Images are excluded; otherwise, output every record exactly.

» **Dataset items**
○ ○ ○ ○
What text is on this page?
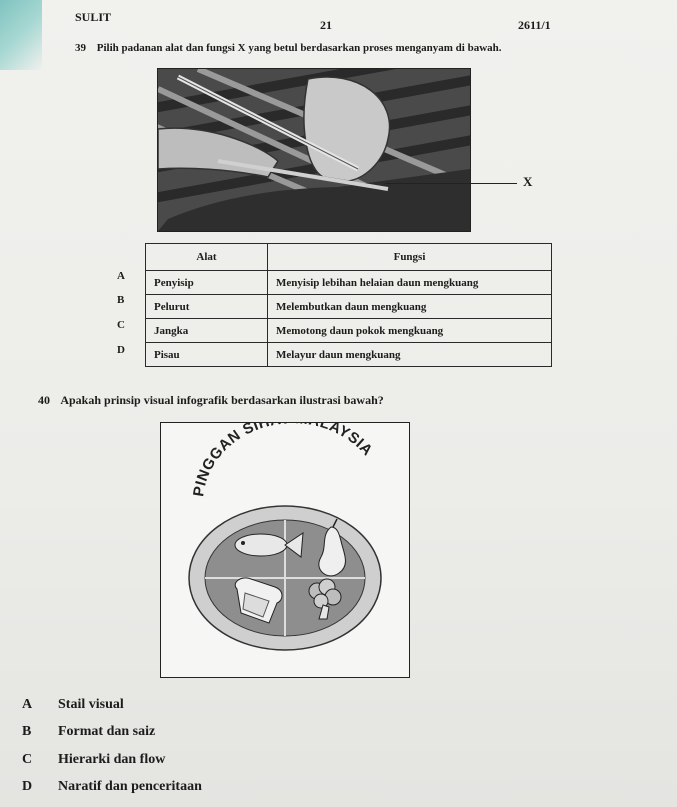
SULIT
21	2611/1
39 Pilih padanan alat dan fungsi X yang betul berdasarkan proses menganyam di bawah.
X
A
B
C
D
Alat	Fungsi
Penyisip	Menyisip lebihan helaian daun mengkuang
Pelurut	Melembutkan daun mengkuang
Jangka	Memotong daun pokok mengkuang
Pisau	Melayur daun mengkuang
40 Apakah prinsip visual infografik berdasarkan ilustrasi bawah?
PINGGAN SI LAYSIA
A Stail visual
B Format dan saiz
C Hierarki dan flow
D Naratif dan penceritaan
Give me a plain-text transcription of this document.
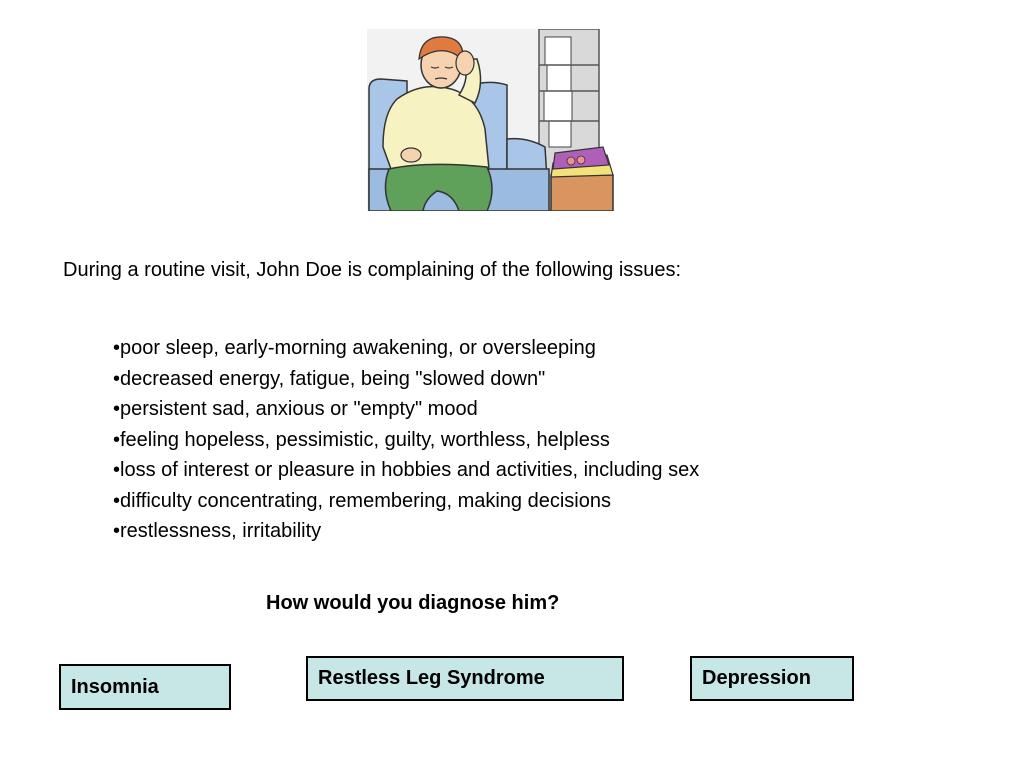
During a routine visit, John Doe is complaining of the following issues:

•poor sleep, early-morning awakening, or oversleeping
•decreased energy, fatigue, being "slowed down"
•persistent sad, anxious or "empty" mood
•feeling hopeless, pessimistic, guilty, worthless, helpless
•loss of interest or pleasure in hobbies and activities, including sex
•difficulty concentrating, remembering, making decisions
•restlessness, irritability

How would you diagnose him?

Insomnia	Restless Leg Syndrome	Depression
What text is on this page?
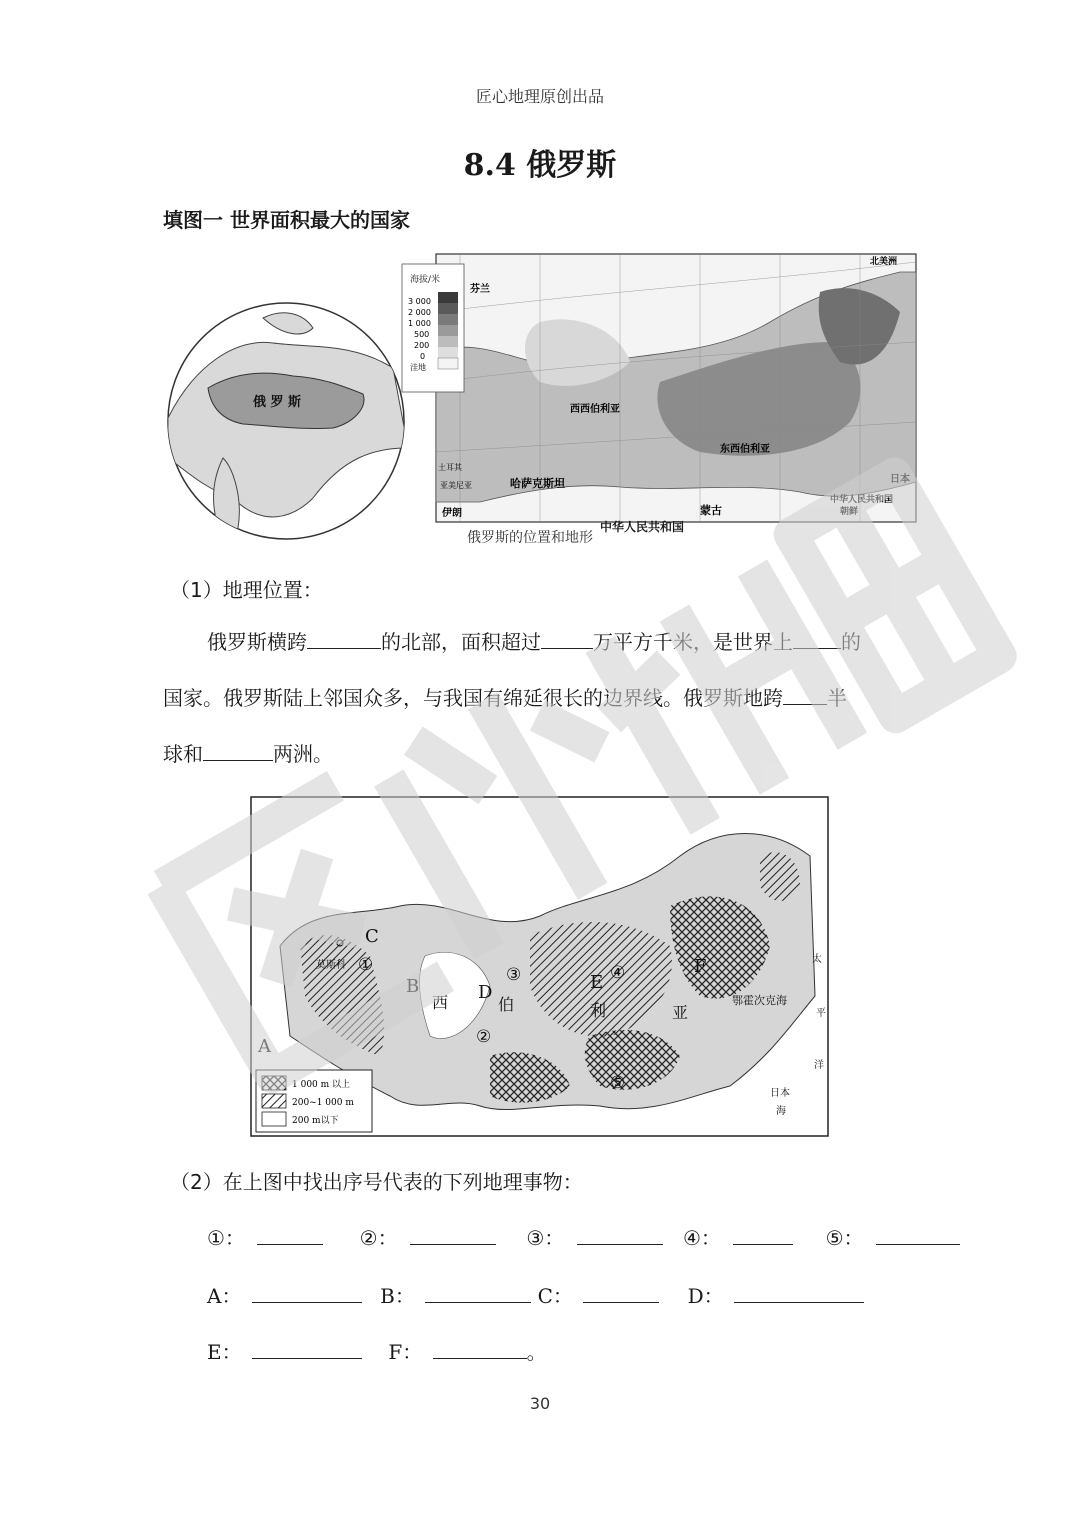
匠心地理原创出品
8.4 俄罗斯
填图一 世界面积最大的国家
俄 罗 斯
海拔/米
3 000
2 000
1 000
500
200
0
洼地
芬兰
北美洲
东西伯利亚
西西伯利亚
蒙古
哈萨克斯坦
伊朗
中华人民共和国
日本
朝鲜
土耳其
亚美尼亚
中华人民共和国
俄罗斯的位置和地形
（1）地理位置：
俄罗斯横跨	的北部，面积超过	万平方千米，是世界上 的
国家。俄罗斯陆上邻国众多，与我国有绵延很长的边界线。俄罗斯地跨 半
球和	两洲。
1 000 m 以上
200~1 000 m
200 m以下
A
B
C
D	E
F
①
②
③	④
⑤
莫斯科
西	伯	利	亚
鄂霍次克海
太
平
洋
日本
海
（2）在上图中找出序号代表的下列地理事物：
①：	②：	③：	④：	⑤：
A：	B：	C：	D：
E：	F：	。
30
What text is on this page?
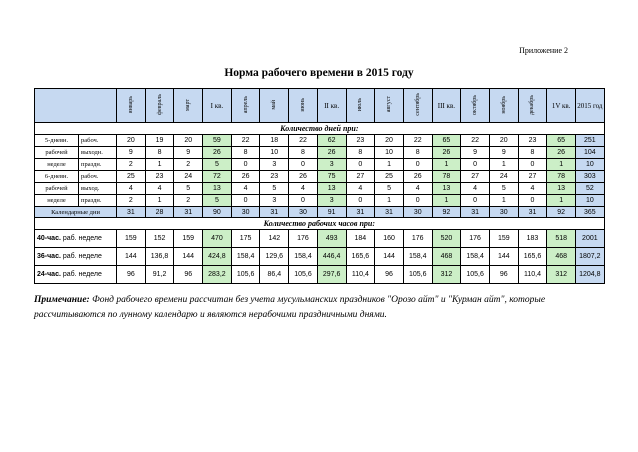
Приложение 2
Норма рабочего времени в 2015 году
		январь	февраль	март	I кв.	апрель	май	июнь	II кв.	июль	август	сентябрь	III кв.	октябрь	ноябрь	декабрь	1V кв.	2015 год
Количество дней при:																		
5-дневн.	рабоч.	20	19	20	59	22	18	22	62	23	20	22	65	22	20	23	65	251
рабочей	выходн.	9	8	9	26	8	10	8	26	8	10	8	26	9	9	8	26	104
неделе	праздн.	2	1	2	5	0	3	0	3	0	1	0	1	0	1	0	1	10
6-дневн.	рабоч.	25	23	24	72	26	23	26	75	27	25	26	78	27	24	27	78	303
рабочей	выход.	4	4	5	13	4	5	4	13	4	5	4	13	4	5	4	13	52
неделе	праздн.	2	1	2	5	0	3	0	3	0	1	0	1	0	1	0	1	10
Календарные дни		31	28	31	90	30	31	30	91	31	31	30	92	31	30	31	92	365
Количество рабочих часов при:																		
40-час. раб. неделе		159	152	159	470	175	142	176	493	184	160	176	520	176	159	183	518	2001
36-час. раб. неделе		144	136,8	144	424,8	158,4	129,6	158,4	446,4	165,6	144	158,4	468	158,4	144	165,6	468	1807,2
24-час. раб. неделе		96	91,2	96	283,2	105,6	86,4	105,6	297,6	110,4	96	105,6	312	105,6	96	110,4	312	1204,8
Примечание: Фонд рабочего времени рассчитан без учета мусульманских праздников "Орозо айт" и "Курман айт", которые рассчитываются по лунному календарю и являются нерабочими праздничными днями.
○ ○ ○ ○
» **SOLUTION TO THE PROBLEM**
What text is on this page?
SULIT
21	2611/1
39 Pilih padanan alat dan fungsi X yang betul berdasarkan proses menganyam di bawah.
X
A
B
C
D
Alat	Fungsi
Penyisip	Menyisip lebihan helaian daun mengkuang
Pelurut	Melembutkan daun mengkuang
Jangka	Memotong daun pokok mengkuang
Pisau	Melayur daun mengkuang
40 Apakah prinsip visual infografik berdasarkan ilustrasi bawah?
PINGGAN SI LAYSIA
A Stail visual
B Format dan saiz
C Hierarki dan flow
D Naratif dan penceritaan
Give me a plain-text transcription of this document.
During a routine visit, John Doe is complaining of the following issues:

•poor sleep, early-morning awakening, or oversleeping
•decreased energy, fatigue, being "slowed down"
•persistent sad, anxious or "empty" mood
•feeling hopeless, pessimistic, guilty, worthless, helpless
•loss of interest or pleasure in hobbies and activities, including sex
•difficulty concentrating, remembering, making decisions
•restlessness, irritability

How would you diagnose him?

Insomnia	Restless Leg Syndrome	Depression
What text is on this page?
匠心地理原创出品
8.4 俄罗斯
填图一 世界面积最大的国家
俄 罗 斯
海拔/米
3 000
2 000
1 000
500
200
0
洼地
芬兰
北美洲
东西伯利亚
西西伯利亚
蒙古
哈萨克斯坦
伊朗
中华人民共和国
日本
朝鲜
土耳其
亚美尼亚
中华人民共和国
俄罗斯的位置和地形
（1）地理位置：
俄罗斯横跨	的北部，面积超过	万平方千米，是世界上 的
国家。俄罗斯陆上邻国众多，与我国有绵延很长的边界线。俄罗斯地跨 半
球和	两洲。
1 000 m 以上
200~1 000 m
200 m以下
A
B
C
D	E
F
①
②
③	④
⑤
莫斯科
西	伯	利	亚
鄂霍次克海
太
平
洋
日本
海
（2）在上图中找出序号代表的下列地理事物：
①：	②：	③：	④：	⑤：
A：	B：	C：	D：
E：	F：	。
30
What text is on this page?
Приложение 2
Норма рабочего времени в 2015 году
		январь	февраль	март	I кв.	апрель	май	июнь	II кв.	июль	август	сентябрь	III кв.	октябрь	ноябрь	декабрь	1V кв.	2015 год
Количество дней при:																		
5-дневн.	рабоч.	20	19	20	59	22	18	22	62	23	20	22	65	22	20	23	65	251
рабочей	выходн.	9	8	9	26	8	10	8	26	8	10	8	26	9	9	8	26	104
неделе	праздн.	2	1	2	5	0	3	0	3	0	1	0	1	0	1	0	1	10
6-дневн.	рабоч.	25	23	24	72	26	23	26	75	27	25	26	78	27	24	27	78	303
рабочей	выход.	4	4	5	13	4	5	4	13	4	5	4	13	4	5	4	13	52
неделе	праздн.	2	1	2	5	0	3	0	3	0	1	0	1	0	1	0	1	10
Календарные дни		31	28	31	90	30	31	30	91	31	31	30	92	31	30	31	92	365
Количество рабочих часов при:																		
40-час. раб. неделе		159	152	159	470	175	142	176	493	184	160	176	520	176	159	183	518	2001
36-час. раб. неделе		144	136,8	144	424,8	158,4	129,6	158,4	446,4	165,6	144	158,4	468	158,4	144	165,6	468	1807,2
24-час. раб. неделе		96	91,2	96	283,2	105,6	86,4	105,6	297,6	110,4	96	105,6	312	105,6	96	110,4	312	1204,8
Примечание: Фонд рабочего времени рассчитан без учета мусульманских праздников "Орозо айт" и "Курман айт", которые рассчитываются по лунному календарю и являются нерабочими праздничными днями.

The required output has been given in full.